# Your objective
Print the records below word for word, but leave out the pictures.

# # # # # # #

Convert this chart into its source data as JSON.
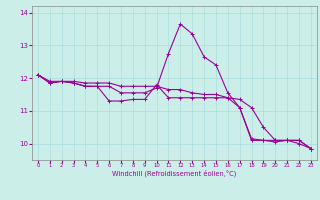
{
  "xlabel": "Windchill (Refroidissement éolien,°C)",
  "bg_color": "#cceee8",
  "line_color": "#990099",
  "grid_color": "#aadddd",
  "hours": [
    0,
    1,
    2,
    3,
    4,
    5,
    6,
    7,
    8,
    9,
    10,
    11,
    12,
    13,
    14,
    15,
    16,
    17,
    18,
    19,
    20,
    21,
    22,
    23
  ],
  "line1": [
    12.1,
    11.85,
    11.9,
    11.85,
    11.75,
    11.75,
    11.3,
    11.3,
    11.35,
    11.35,
    11.8,
    11.4,
    11.4,
    11.4,
    11.4,
    11.4,
    11.4,
    11.1,
    10.1,
    10.1,
    10.1,
    10.1,
    10.1,
    9.85
  ],
  "line2": [
    12.1,
    11.85,
    11.9,
    11.85,
    11.75,
    11.75,
    11.75,
    11.55,
    11.55,
    11.55,
    11.7,
    12.75,
    13.65,
    13.35,
    12.65,
    12.4,
    11.55,
    11.1,
    10.15,
    10.1,
    10.05,
    10.1,
    10.1,
    9.85
  ],
  "line3": [
    12.1,
    11.9,
    11.9,
    11.9,
    11.85,
    11.85,
    11.85,
    11.75,
    11.75,
    11.75,
    11.75,
    11.65,
    11.65,
    11.55,
    11.5,
    11.5,
    11.4,
    11.35,
    11.1,
    10.5,
    10.1,
    10.1,
    10.0,
    9.85
  ],
  "ylim": [
    9.5,
    14.2
  ],
  "yticks": [
    10,
    11,
    12,
    13,
    14
  ],
  "xlim": [
    -0.5,
    23.5
  ]
}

# # # # # # #

# The reply
Convert this chart into its source data as JSON.
{
  "xlabel": "Windchill (Refroidissement éolien,°C)",
  "bg_color": "#cceee8",
  "line_color": "#990099",
  "grid_color": "#aadddd",
  "hours": [
    0,
    1,
    2,
    3,
    4,
    5,
    6,
    7,
    8,
    9,
    10,
    11,
    12,
    13,
    14,
    15,
    16,
    17,
    18,
    19,
    20,
    21,
    22,
    23
  ],
  "line1": [
    12.1,
    11.85,
    11.9,
    11.85,
    11.75,
    11.75,
    11.3,
    11.3,
    11.35,
    11.35,
    11.8,
    11.4,
    11.4,
    11.4,
    11.4,
    11.4,
    11.4,
    11.1,
    10.1,
    10.1,
    10.1,
    10.1,
    10.1,
    9.85
  ],
  "line2": [
    12.1,
    11.85,
    11.9,
    11.85,
    11.75,
    11.75,
    11.75,
    11.55,
    11.55,
    11.55,
    11.7,
    12.75,
    13.65,
    13.35,
    12.65,
    12.4,
    11.55,
    11.1,
    10.15,
    10.1,
    10.05,
    10.1,
    10.1,
    9.85
  ],
  "line3": [
    12.1,
    11.9,
    11.9,
    11.9,
    11.85,
    11.85,
    11.85,
    11.75,
    11.75,
    11.75,
    11.75,
    11.65,
    11.65,
    11.55,
    11.5,
    11.5,
    11.4,
    11.35,
    11.1,
    10.5,
    10.1,
    10.1,
    10.0,
    9.85
  ],
  "ylim": [
    9.5,
    14.2
  ],
  "yticks": [
    10,
    11,
    12,
    13,
    14
  ],
  "xlim": [
    -0.5,
    23.5
  ]
}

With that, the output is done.